■ CONSIGNE ■
Résumez en deux phrases l'extrait ci-dessous consacré aux finances égyptiennes.

■ EXTRAIT DU DOCUMENT ■
◆ ◆ ◆

Il est plus difficile encore de voir clair dans les finances de l’Égypte que dans celles de la Turquie, car en Égypte une cause spéciale doit produire un grand embarras dans la situation de l’état. Cette cause de trouble et de confusion, c’est la juxtaposition de deux budgets, de deux trésors, qui se mêlent, s’enchevêtrent et se nuisent : le trésor et le budget du gouvernement égyptien, de l’état lui-même, et ceux du souverain, — ce qu’on appelle le budget public et le budget de la daïra. Cette séparation ne date guère de plus de dix années. Le vice-roi Ismaïl-Pacha, en succédant à Saïd en janvier 1863, eut pour premier soin de liquider la situation très embarrassée de son prédécesseur tant au point de vue des finances de l’Égypte que de sa propre fortune et d’en faire deux comptes séparés. Dans l’examen des finances égyptiennes, il faut donc faire la part du khédive et celle de l’état.

◆ ◆ ◆

■ ENTRÉES EXTRAITES ■
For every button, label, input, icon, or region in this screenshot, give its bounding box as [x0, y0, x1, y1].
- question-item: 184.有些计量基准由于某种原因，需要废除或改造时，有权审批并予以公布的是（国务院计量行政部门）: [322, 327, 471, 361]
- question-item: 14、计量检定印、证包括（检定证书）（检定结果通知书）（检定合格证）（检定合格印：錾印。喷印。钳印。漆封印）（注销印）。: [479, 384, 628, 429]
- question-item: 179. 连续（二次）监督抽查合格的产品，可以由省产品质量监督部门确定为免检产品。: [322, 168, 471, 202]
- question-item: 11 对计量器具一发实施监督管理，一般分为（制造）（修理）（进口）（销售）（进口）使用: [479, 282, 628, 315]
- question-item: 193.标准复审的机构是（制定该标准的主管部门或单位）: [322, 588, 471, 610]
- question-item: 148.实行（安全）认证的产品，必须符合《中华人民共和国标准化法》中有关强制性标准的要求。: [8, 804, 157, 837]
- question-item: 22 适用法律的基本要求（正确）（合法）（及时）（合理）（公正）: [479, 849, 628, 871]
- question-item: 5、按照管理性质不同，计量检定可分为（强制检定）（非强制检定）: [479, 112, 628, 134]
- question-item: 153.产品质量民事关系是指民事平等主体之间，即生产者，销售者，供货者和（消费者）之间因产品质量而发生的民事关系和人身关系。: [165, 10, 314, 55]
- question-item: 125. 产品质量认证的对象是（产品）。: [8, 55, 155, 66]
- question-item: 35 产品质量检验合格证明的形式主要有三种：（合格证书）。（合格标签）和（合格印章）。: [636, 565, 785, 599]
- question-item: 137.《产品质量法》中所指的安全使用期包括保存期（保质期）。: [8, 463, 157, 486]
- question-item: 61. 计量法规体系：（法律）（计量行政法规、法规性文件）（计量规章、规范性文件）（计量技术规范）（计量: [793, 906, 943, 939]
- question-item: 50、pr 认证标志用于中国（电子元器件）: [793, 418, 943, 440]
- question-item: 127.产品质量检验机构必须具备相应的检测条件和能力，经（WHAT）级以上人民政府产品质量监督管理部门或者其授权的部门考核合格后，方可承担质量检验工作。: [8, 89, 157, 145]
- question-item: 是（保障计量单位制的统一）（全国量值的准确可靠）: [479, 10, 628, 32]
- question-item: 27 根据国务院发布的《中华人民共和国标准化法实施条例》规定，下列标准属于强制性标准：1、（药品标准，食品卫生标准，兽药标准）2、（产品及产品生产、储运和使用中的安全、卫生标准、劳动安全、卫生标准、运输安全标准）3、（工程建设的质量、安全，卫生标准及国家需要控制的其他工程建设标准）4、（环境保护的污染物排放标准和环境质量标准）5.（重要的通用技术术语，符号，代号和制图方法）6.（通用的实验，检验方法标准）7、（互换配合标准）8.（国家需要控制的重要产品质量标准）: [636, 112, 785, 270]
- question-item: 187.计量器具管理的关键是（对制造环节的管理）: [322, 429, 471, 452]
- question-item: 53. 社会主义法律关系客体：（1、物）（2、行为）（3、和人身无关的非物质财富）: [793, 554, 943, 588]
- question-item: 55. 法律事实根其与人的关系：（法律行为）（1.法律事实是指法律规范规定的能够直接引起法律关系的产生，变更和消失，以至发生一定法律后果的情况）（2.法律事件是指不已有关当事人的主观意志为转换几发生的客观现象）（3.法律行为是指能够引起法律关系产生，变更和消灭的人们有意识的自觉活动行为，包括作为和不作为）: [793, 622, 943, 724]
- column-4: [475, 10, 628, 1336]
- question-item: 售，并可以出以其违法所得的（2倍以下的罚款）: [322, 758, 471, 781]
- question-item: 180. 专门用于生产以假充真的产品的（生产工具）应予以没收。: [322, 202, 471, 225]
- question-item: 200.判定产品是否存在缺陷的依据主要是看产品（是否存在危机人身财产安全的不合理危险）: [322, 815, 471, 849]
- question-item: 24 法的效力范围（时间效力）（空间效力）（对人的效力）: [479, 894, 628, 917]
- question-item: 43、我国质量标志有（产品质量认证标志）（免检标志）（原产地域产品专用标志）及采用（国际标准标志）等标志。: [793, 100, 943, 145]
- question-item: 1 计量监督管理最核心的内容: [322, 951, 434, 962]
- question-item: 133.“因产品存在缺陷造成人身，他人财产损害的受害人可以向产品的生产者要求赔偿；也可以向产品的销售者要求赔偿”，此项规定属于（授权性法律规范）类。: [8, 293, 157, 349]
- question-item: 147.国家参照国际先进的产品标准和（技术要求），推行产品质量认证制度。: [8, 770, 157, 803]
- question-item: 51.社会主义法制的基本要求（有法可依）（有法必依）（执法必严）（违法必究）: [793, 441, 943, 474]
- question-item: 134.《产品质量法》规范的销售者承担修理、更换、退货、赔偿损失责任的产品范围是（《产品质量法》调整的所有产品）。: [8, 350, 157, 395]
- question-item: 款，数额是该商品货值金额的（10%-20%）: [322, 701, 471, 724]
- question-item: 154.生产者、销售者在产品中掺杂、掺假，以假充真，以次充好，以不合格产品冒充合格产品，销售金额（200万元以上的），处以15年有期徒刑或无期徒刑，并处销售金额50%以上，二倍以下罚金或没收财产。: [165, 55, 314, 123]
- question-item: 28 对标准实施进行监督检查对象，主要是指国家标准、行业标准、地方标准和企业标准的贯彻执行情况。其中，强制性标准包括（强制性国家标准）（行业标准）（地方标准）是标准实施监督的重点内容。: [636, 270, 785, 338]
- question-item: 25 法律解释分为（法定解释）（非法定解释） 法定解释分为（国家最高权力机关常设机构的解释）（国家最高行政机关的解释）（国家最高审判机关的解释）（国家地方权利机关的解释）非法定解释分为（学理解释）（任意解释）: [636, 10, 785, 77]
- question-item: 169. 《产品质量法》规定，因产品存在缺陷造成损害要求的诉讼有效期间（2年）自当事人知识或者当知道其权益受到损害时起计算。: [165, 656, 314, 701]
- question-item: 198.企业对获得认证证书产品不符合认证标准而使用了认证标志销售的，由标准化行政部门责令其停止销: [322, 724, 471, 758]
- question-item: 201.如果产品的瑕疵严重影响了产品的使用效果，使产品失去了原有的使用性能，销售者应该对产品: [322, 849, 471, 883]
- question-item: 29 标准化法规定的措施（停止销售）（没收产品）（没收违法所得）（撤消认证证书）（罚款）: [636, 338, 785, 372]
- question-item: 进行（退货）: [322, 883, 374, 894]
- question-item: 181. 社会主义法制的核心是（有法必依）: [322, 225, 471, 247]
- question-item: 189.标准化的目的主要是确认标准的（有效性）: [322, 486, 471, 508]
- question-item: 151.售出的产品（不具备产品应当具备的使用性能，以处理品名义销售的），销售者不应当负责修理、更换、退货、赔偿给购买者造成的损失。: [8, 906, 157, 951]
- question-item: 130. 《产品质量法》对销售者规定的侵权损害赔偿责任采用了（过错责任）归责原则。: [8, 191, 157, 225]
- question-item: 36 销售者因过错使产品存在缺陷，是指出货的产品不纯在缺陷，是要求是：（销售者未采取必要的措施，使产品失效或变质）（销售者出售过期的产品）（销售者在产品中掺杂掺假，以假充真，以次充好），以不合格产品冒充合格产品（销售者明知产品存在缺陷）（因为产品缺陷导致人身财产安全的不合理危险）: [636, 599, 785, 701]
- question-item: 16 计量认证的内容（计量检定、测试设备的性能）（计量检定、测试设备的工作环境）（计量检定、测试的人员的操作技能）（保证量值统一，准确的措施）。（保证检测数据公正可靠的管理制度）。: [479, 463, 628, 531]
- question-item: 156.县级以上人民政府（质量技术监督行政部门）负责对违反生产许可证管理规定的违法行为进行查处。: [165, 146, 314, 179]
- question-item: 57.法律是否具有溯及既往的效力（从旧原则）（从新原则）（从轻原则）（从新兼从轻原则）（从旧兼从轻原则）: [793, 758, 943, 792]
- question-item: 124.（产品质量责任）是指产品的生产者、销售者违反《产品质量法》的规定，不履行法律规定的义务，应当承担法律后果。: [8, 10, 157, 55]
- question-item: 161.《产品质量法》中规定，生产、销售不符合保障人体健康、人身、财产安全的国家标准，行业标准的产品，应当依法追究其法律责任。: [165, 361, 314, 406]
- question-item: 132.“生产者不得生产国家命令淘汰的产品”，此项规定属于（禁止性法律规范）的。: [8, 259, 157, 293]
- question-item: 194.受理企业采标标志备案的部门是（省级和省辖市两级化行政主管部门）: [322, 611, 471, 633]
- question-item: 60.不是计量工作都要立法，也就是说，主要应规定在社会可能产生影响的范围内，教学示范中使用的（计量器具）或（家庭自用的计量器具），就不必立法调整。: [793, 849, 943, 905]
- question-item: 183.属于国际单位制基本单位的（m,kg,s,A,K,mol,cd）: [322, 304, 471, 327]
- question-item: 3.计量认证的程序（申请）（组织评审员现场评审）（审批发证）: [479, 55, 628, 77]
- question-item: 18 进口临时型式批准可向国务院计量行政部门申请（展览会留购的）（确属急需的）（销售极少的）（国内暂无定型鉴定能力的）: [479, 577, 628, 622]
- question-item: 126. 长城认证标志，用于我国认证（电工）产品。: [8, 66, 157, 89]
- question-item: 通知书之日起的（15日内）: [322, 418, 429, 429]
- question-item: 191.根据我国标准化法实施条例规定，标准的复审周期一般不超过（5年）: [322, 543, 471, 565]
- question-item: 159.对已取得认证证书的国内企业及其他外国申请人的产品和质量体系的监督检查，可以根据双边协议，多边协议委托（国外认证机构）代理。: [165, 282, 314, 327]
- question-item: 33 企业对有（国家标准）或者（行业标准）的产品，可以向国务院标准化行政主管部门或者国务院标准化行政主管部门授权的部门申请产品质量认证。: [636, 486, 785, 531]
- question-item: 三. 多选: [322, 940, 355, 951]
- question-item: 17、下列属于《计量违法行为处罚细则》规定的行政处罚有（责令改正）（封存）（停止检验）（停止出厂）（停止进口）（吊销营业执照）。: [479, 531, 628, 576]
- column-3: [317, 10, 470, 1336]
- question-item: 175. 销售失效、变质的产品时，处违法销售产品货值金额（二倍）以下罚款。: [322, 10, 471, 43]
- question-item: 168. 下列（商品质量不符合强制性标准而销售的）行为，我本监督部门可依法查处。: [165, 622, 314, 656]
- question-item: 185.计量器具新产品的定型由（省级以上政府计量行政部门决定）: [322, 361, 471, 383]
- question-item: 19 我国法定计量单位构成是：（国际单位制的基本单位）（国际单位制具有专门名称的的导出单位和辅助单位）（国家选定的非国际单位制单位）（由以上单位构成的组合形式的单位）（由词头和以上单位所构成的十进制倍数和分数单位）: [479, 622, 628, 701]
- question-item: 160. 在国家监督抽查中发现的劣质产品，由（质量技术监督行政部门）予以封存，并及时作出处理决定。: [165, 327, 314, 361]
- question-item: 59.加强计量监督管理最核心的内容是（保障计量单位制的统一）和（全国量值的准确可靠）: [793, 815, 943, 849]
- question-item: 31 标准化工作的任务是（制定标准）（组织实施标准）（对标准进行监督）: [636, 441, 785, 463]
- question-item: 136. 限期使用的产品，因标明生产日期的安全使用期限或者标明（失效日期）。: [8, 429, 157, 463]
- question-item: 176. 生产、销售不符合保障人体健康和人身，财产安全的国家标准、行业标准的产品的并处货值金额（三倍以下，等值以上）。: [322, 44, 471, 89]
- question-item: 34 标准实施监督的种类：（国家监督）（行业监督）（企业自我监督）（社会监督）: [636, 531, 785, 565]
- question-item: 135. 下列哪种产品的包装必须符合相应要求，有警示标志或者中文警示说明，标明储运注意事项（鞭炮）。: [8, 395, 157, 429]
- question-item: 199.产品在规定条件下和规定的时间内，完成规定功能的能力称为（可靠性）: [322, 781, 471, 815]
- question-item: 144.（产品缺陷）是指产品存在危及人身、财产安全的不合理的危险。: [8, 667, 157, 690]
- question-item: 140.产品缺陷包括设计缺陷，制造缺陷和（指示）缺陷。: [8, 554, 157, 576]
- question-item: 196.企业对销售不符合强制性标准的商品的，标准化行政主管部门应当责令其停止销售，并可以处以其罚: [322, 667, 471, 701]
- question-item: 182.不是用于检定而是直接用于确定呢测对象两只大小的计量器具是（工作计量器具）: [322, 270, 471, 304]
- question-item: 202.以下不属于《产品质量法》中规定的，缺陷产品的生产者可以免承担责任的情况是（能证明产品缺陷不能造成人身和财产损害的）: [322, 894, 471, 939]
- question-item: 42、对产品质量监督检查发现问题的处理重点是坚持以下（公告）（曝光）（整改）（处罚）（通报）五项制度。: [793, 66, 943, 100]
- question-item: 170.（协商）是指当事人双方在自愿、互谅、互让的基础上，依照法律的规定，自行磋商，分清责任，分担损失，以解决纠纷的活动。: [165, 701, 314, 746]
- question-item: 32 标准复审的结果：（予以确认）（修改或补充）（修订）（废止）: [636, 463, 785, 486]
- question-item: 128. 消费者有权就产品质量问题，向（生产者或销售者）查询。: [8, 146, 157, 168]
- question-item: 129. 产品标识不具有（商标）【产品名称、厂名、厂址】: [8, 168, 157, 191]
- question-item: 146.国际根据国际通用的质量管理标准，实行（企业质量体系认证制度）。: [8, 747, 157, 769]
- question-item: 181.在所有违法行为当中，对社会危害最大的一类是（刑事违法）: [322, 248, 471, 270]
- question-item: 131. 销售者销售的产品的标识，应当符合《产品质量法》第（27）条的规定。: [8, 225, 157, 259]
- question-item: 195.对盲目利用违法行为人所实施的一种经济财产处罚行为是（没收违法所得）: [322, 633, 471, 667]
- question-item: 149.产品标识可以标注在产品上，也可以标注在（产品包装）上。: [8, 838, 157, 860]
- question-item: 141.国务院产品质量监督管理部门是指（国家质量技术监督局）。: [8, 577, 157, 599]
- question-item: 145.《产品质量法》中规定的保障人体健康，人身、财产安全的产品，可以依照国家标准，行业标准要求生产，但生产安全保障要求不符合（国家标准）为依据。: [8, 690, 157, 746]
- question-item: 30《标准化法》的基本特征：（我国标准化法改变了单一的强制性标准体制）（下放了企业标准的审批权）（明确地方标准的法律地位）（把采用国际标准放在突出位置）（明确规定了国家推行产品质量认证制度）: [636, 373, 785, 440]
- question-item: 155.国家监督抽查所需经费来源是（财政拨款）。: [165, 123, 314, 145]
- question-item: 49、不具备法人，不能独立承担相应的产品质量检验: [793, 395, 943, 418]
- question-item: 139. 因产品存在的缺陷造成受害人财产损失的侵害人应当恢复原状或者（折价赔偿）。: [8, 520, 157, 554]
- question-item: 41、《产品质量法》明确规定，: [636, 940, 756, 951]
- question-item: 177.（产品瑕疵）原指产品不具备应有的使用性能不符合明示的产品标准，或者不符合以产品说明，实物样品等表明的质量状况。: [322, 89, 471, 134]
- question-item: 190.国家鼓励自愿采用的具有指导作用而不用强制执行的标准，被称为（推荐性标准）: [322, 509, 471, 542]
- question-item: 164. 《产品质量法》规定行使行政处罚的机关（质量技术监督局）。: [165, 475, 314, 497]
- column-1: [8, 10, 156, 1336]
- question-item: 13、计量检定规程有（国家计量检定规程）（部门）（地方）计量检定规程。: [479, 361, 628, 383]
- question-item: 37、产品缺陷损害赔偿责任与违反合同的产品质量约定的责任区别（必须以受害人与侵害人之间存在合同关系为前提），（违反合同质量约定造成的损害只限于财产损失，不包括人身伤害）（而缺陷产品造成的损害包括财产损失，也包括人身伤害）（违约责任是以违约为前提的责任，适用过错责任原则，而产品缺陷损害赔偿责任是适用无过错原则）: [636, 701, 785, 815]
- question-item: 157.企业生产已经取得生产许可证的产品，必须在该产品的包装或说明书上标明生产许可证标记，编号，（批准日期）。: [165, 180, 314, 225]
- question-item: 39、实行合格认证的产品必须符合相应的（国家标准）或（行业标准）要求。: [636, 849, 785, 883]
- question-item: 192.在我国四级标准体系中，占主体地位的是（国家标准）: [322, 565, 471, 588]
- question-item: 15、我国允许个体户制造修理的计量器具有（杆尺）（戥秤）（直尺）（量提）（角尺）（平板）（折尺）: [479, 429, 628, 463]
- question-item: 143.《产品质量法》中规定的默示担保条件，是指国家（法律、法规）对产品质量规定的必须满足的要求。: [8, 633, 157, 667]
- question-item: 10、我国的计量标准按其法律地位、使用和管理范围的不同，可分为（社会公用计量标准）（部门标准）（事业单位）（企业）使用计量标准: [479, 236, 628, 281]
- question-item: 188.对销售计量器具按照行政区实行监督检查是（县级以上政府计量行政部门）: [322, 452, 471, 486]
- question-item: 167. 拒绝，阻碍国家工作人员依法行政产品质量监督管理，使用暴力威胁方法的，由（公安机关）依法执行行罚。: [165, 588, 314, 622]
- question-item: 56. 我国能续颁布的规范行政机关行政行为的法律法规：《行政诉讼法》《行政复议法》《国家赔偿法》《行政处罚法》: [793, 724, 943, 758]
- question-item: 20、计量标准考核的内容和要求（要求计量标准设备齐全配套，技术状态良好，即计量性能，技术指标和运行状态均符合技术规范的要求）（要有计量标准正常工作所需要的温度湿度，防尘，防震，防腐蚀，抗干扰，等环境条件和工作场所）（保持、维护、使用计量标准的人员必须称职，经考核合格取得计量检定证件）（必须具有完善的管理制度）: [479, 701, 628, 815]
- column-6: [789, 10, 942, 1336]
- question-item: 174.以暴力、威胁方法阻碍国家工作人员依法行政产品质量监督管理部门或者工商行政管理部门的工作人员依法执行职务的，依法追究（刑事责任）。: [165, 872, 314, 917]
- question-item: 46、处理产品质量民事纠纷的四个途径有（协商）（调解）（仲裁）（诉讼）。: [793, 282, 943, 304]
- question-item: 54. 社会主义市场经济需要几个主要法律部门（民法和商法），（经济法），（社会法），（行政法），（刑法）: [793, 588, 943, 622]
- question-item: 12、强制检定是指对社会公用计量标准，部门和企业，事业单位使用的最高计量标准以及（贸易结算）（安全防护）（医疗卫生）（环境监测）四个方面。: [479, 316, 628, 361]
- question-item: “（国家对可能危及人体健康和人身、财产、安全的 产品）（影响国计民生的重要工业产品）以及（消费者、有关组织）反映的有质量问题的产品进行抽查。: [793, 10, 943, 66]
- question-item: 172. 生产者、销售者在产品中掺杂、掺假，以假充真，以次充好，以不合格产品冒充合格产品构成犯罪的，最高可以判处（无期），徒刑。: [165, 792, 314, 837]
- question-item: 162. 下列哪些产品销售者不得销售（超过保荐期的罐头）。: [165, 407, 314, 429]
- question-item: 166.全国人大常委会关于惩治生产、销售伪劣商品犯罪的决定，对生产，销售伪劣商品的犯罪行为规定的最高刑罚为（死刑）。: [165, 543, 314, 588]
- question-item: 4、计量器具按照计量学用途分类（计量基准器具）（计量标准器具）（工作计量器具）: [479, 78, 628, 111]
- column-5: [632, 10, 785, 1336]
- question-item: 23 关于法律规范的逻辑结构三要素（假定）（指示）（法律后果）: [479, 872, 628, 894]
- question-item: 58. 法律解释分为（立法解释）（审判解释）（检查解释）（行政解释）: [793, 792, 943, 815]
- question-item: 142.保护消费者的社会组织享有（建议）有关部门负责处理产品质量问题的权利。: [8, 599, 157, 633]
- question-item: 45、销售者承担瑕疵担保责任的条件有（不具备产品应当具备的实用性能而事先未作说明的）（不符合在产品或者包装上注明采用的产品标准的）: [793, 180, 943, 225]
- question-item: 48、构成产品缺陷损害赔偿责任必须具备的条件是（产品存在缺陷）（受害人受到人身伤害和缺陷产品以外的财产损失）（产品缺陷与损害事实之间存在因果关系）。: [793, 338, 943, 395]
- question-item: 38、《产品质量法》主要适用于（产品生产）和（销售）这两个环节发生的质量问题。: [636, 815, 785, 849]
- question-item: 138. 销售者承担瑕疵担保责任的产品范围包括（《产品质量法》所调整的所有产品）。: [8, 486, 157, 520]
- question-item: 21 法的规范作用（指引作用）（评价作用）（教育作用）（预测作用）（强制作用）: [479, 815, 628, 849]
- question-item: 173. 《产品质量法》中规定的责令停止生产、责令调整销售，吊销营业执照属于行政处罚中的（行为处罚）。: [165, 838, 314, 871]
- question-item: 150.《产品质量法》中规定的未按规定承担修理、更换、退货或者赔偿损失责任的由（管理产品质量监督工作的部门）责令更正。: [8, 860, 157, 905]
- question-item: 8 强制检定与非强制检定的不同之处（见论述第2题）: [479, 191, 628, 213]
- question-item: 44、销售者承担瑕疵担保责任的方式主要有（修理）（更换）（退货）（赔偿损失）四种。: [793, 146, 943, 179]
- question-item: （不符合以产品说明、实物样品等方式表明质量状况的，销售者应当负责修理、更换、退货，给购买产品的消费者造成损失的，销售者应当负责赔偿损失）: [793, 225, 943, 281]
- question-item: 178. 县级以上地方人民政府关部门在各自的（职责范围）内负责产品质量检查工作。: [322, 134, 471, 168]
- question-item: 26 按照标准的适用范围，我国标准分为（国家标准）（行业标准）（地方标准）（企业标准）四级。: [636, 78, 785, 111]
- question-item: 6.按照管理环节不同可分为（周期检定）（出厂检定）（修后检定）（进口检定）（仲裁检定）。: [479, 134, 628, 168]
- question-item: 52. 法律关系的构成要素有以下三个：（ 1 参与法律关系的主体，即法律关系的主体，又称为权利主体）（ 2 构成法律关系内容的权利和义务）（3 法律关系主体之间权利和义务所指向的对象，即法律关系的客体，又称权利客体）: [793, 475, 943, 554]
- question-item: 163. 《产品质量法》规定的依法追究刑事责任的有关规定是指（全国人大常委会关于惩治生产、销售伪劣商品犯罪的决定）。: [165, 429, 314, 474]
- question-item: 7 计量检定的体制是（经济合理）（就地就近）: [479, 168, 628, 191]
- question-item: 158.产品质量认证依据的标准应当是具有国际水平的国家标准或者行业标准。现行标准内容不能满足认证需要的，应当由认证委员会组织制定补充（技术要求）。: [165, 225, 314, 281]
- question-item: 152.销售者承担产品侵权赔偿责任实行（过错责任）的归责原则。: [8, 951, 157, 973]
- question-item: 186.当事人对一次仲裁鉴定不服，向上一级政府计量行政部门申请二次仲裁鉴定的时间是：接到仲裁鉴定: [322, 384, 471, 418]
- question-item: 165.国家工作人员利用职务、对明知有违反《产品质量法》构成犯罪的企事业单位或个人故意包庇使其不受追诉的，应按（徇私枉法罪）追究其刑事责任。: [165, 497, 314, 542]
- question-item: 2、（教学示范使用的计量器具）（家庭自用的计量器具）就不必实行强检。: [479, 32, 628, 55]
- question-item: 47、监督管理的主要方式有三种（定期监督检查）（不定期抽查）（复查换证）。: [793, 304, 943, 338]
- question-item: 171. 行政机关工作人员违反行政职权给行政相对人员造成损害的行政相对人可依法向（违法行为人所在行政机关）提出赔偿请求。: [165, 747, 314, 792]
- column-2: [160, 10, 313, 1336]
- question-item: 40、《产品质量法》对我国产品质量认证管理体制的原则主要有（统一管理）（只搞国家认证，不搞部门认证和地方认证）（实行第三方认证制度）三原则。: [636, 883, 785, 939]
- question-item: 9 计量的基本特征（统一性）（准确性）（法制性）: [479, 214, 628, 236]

◆ ◆ ◆

■ RÉPONSE À L'EXERCICE ■
Il est plus difficile de voir clair dans les finances de l'Égypte que dans celles de la Turquie, car deux budgets et deux trésors s'y mêlent et se nuisent : ceux de l'État, appelés budget public, et ceux du souverain, appelés budget de la daïra. Cette séparation date d'Ismaïl-Pacha, qui, en succédant à Saïd en janvier 1863, liquida la situation très embarrassée de son prédécesseur et en fit deux comptes séparés, si bien qu'il faut distinguer la part du khédive de celle de l'État.